[Entries from a visual dataset]
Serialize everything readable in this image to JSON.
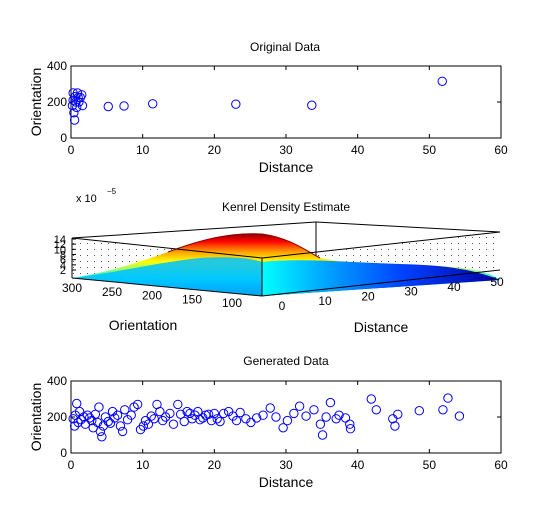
{
  "colors": {
    "marker": "#0000ff",
    "axes": "#000000",
    "background": "#ffffff"
  },
  "chart_data": [
    {
      "type": "scatter",
      "title": "Original Data",
      "xlabel": "Distance",
      "ylabel": "Orientation",
      "xlim": [
        0,
        60
      ],
      "ylim": [
        0,
        400
      ],
      "xticks": [
        "0",
        "10",
        "20",
        "30",
        "40",
        "50",
        "60"
      ],
      "yticks": [
        "0",
        "200",
        "400"
      ],
      "marker": "circle-open",
      "points": [
        [
          0.2,
          180
        ],
        [
          0.3,
          250
        ],
        [
          0.3,
          210
        ],
        [
          0.4,
          140
        ],
        [
          0.5,
          100
        ],
        [
          0.6,
          230
        ],
        [
          0.7,
          200
        ],
        [
          0.8,
          170
        ],
        [
          0.9,
          250
        ],
        [
          1.0,
          225
        ],
        [
          1.1,
          200
        ],
        [
          1.3,
          225
        ],
        [
          1.5,
          240
        ],
        [
          1.6,
          180
        ],
        [
          5.2,
          175
        ],
        [
          7.4,
          178
        ],
        [
          11.4,
          190
        ],
        [
          23.0,
          188
        ],
        [
          33.6,
          182
        ],
        [
          51.8,
          315
        ]
      ]
    },
    {
      "type": "surface",
      "title": "Kenrel Density Estimate",
      "exponent_label": "x 10",
      "exponent_power": "−5",
      "xlabel": "Distance",
      "ylabel": "Orientation",
      "zticks": [
        "2",
        "4",
        "6",
        "8",
        "10",
        "12",
        "14"
      ],
      "xticks": [
        "0",
        "10",
        "20",
        "30",
        "40",
        "50"
      ],
      "yticks": [
        "300",
        "250",
        "200",
        "150",
        "100"
      ],
      "colormap": "jet",
      "peak_z": 14
    },
    {
      "type": "scatter",
      "title": "Generated Data",
      "xlabel": "Distance",
      "ylabel": "Orientation",
      "xlim": [
        0,
        60
      ],
      "ylim": [
        0,
        400
      ],
      "xticks": [
        "0",
        "10",
        "20",
        "30",
        "40",
        "50",
        "60"
      ],
      "yticks": [
        "0",
        "200",
        "400"
      ],
      "marker": "circle-open",
      "points": [
        [
          0.3,
          190
        ],
        [
          0.5,
          150
        ],
        [
          0.6,
          210
        ],
        [
          0.8,
          275
        ],
        [
          1.0,
          170
        ],
        [
          1.2,
          230
        ],
        [
          1.4,
          185
        ],
        [
          1.8,
          200
        ],
        [
          2.0,
          160
        ],
        [
          2.3,
          210
        ],
        [
          2.6,
          195
        ],
        [
          2.9,
          180
        ],
        [
          3.1,
          140
        ],
        [
          3.4,
          215
        ],
        [
          3.7,
          170
        ],
        [
          3.9,
          255
        ],
        [
          4.1,
          120
        ],
        [
          4.3,
          90
        ],
        [
          4.5,
          150
        ],
        [
          4.8,
          200
        ],
        [
          5.2,
          175
        ],
        [
          5.5,
          165
        ],
        [
          5.8,
          230
        ],
        [
          6.1,
          195
        ],
        [
          6.5,
          210
        ],
        [
          6.9,
          150
        ],
        [
          7.2,
          120
        ],
        [
          7.5,
          240
        ],
        [
          7.9,
          185
        ],
        [
          8.4,
          210
        ],
        [
          8.8,
          255
        ],
        [
          9.3,
          270
        ],
        [
          9.7,
          130
        ],
        [
          10.1,
          150
        ],
        [
          10.4,
          180
        ],
        [
          10.8,
          160
        ],
        [
          11.2,
          205
        ],
        [
          11.6,
          190
        ],
        [
          12.0,
          270
        ],
        [
          12.4,
          230
        ],
        [
          12.8,
          180
        ],
        [
          13.2,
          200
        ],
        [
          13.8,
          220
        ],
        [
          14.3,
          160
        ],
        [
          14.9,
          270
        ],
        [
          15.3,
          215
        ],
        [
          15.8,
          175
        ],
        [
          16.2,
          230
        ],
        [
          16.6,
          220
        ],
        [
          16.9,
          190
        ],
        [
          17.3,
          210
        ],
        [
          17.7,
          230
        ],
        [
          18.0,
          185
        ],
        [
          18.4,
          195
        ],
        [
          18.8,
          210
        ],
        [
          19.2,
          215
        ],
        [
          19.6,
          180
        ],
        [
          20.0,
          220
        ],
        [
          20.4,
          190
        ],
        [
          20.8,
          175
        ],
        [
          21.3,
          220
        ],
        [
          22.0,
          230
        ],
        [
          22.6,
          205
        ],
        [
          23.1,
          180
        ],
        [
          23.6,
          225
        ],
        [
          24.4,
          190
        ],
        [
          25.1,
          170
        ],
        [
          25.9,
          195
        ],
        [
          26.8,
          210
        ],
        [
          27.8,
          250
        ],
        [
          28.6,
          200
        ],
        [
          29.6,
          140
        ],
        [
          30.2,
          180
        ],
        [
          31.1,
          220
        ],
        [
          31.9,
          260
        ],
        [
          32.8,
          205
        ],
        [
          33.9,
          240
        ],
        [
          34.8,
          160
        ],
        [
          35.1,
          100
        ],
        [
          35.6,
          200
        ],
        [
          36.2,
          280
        ],
        [
          37.0,
          190
        ],
        [
          37.4,
          210
        ],
        [
          38.3,
          195
        ],
        [
          38.9,
          160
        ],
        [
          39.0,
          135
        ],
        [
          41.9,
          300
        ],
        [
          42.6,
          240
        ],
        [
          44.9,
          190
        ],
        [
          45.2,
          150
        ],
        [
          45.6,
          215
        ],
        [
          48.6,
          235
        ],
        [
          51.9,
          240
        ],
        [
          52.6,
          305
        ],
        [
          54.2,
          205
        ]
      ]
    }
  ]
}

• AIM OF THE EXERCISE: Repeat every record precisely. Any picture among them stays out of the copy.

• OUTPUT FOR THIS EXERCISE:
Serialize everything readable in this image to JSON.
{
  "colors": {
    "marker": "#0000ff",
    "axes": "#000000",
    "background": "#ffffff"
  },
  "chart_data": [
    {
      "type": "scatter",
      "title": "Original Data",
      "xlabel": "Distance",
      "ylabel": "Orientation",
      "xlim": [
        0,
        60
      ],
      "ylim": [
        0,
        400
      ],
      "xticks": [
        "0",
        "10",
        "20",
        "30",
        "40",
        "50",
        "60"
      ],
      "yticks": [
        "0",
        "200",
        "400"
      ],
      "marker": "circle-open",
      "points": [
        [
          0.2,
          180
        ],
        [
          0.3,
          250
        ],
        [
          0.3,
          210
        ],
        [
          0.4,
          140
        ],
        [
          0.5,
          100
        ],
        [
          0.6,
          230
        ],
        [
          0.7,
          200
        ],
        [
          0.8,
          170
        ],
        [
          0.9,
          250
        ],
        [
          1.0,
          225
        ],
        [
          1.1,
          200
        ],
        [
          1.3,
          225
        ],
        [
          1.5,
          240
        ],
        [
          1.6,
          180
        ],
        [
          5.2,
          175
        ],
        [
          7.4,
          178
        ],
        [
          11.4,
          190
        ],
        [
          23.0,
          188
        ],
        [
          33.6,
          182
        ],
        [
          51.8,
          315
        ]
      ]
    },
    {
      "type": "surface",
      "title": "Kenrel Density Estimate",
      "exponent_label": "x 10",
      "exponent_power": "−5",
      "xlabel": "Distance",
      "ylabel": "Orientation",
      "zticks": [
        "2",
        "4",
        "6",
        "8",
        "10",
        "12",
        "14"
      ],
      "xticks": [
        "0",
        "10",
        "20",
        "30",
        "40",
        "50"
      ],
      "yticks": [
        "300",
        "250",
        "200",
        "150",
        "100"
      ],
      "colormap": "jet",
      "peak_z": 14
    },
    {
      "type": "scatter",
      "title": "Generated Data",
      "xlabel": "Distance",
      "ylabel": "Orientation",
      "xlim": [
        0,
        60
      ],
      "ylim": [
        0,
        400
      ],
      "xticks": [
        "0",
        "10",
        "20",
        "30",
        "40",
        "50",
        "60"
      ],
      "yticks": [
        "0",
        "200",
        "400"
      ],
      "marker": "circle-open",
      "points": [
        [
          0.3,
          190
        ],
        [
          0.5,
          150
        ],
        [
          0.6,
          210
        ],
        [
          0.8,
          275
        ],
        [
          1.0,
          170
        ],
        [
          1.2,
          230
        ],
        [
          1.4,
          185
        ],
        [
          1.8,
          200
        ],
        [
          2.0,
          160
        ],
        [
          2.3,
          210
        ],
        [
          2.6,
          195
        ],
        [
          2.9,
          180
        ],
        [
          3.1,
          140
        ],
        [
          3.4,
          215
        ],
        [
          3.7,
          170
        ],
        [
          3.9,
          255
        ],
        [
          4.1,
          120
        ],
        [
          4.3,
          90
        ],
        [
          4.5,
          150
        ],
        [
          4.8,
          200
        ],
        [
          5.2,
          175
        ],
        [
          5.5,
          165
        ],
        [
          5.8,
          230
        ],
        [
          6.1,
          195
        ],
        [
          6.5,
          210
        ],
        [
          6.9,
          150
        ],
        [
          7.2,
          120
        ],
        [
          7.5,
          240
        ],
        [
          7.9,
          185
        ],
        [
          8.4,
          210
        ],
        [
          8.8,
          255
        ],
        [
          9.3,
          270
        ],
        [
          9.7,
          130
        ],
        [
          10.1,
          150
        ],
        [
          10.4,
          180
        ],
        [
          10.8,
          160
        ],
        [
          11.2,
          205
        ],
        [
          11.6,
          190
        ],
        [
          12.0,
          270
        ],
        [
          12.4,
          230
        ],
        [
          12.8,
          180
        ],
        [
          13.2,
          200
        ],
        [
          13.8,
          220
        ],
        [
          14.3,
          160
        ],
        [
          14.9,
          270
        ],
        [
          15.3,
          215
        ],
        [
          15.8,
          175
        ],
        [
          16.2,
          230
        ],
        [
          16.6,
          220
        ],
        [
          16.9,
          190
        ],
        [
          17.3,
          210
        ],
        [
          17.7,
          230
        ],
        [
          18.0,
          185
        ],
        [
          18.4,
          195
        ],
        [
          18.8,
          210
        ],
        [
          19.2,
          215
        ],
        [
          19.6,
          180
        ],
        [
          20.0,
          220
        ],
        [
          20.4,
          190
        ],
        [
          20.8,
          175
        ],
        [
          21.3,
          220
        ],
        [
          22.0,
          230
        ],
        [
          22.6,
          205
        ],
        [
          23.1,
          180
        ],
        [
          23.6,
          225
        ],
        [
          24.4,
          190
        ],
        [
          25.1,
          170
        ],
        [
          25.9,
          195
        ],
        [
          26.8,
          210
        ],
        [
          27.8,
          250
        ],
        [
          28.6,
          200
        ],
        [
          29.6,
          140
        ],
        [
          30.2,
          180
        ],
        [
          31.1,
          220
        ],
        [
          31.9,
          260
        ],
        [
          32.8,
          205
        ],
        [
          33.9,
          240
        ],
        [
          34.8,
          160
        ],
        [
          35.1,
          100
        ],
        [
          35.6,
          200
        ],
        [
          36.2,
          280
        ],
        [
          37.0,
          190
        ],
        [
          37.4,
          210
        ],
        [
          38.3,
          195
        ],
        [
          38.9,
          160
        ],
        [
          39.0,
          135
        ],
        [
          41.9,
          300
        ],
        [
          42.6,
          240
        ],
        [
          44.9,
          190
        ],
        [
          45.2,
          150
        ],
        [
          45.6,
          215
        ],
        [
          48.6,
          235
        ],
        [
          51.9,
          240
        ],
        [
          52.6,
          305
        ],
        [
          54.2,
          205
        ]
      ]
    }
  ]
}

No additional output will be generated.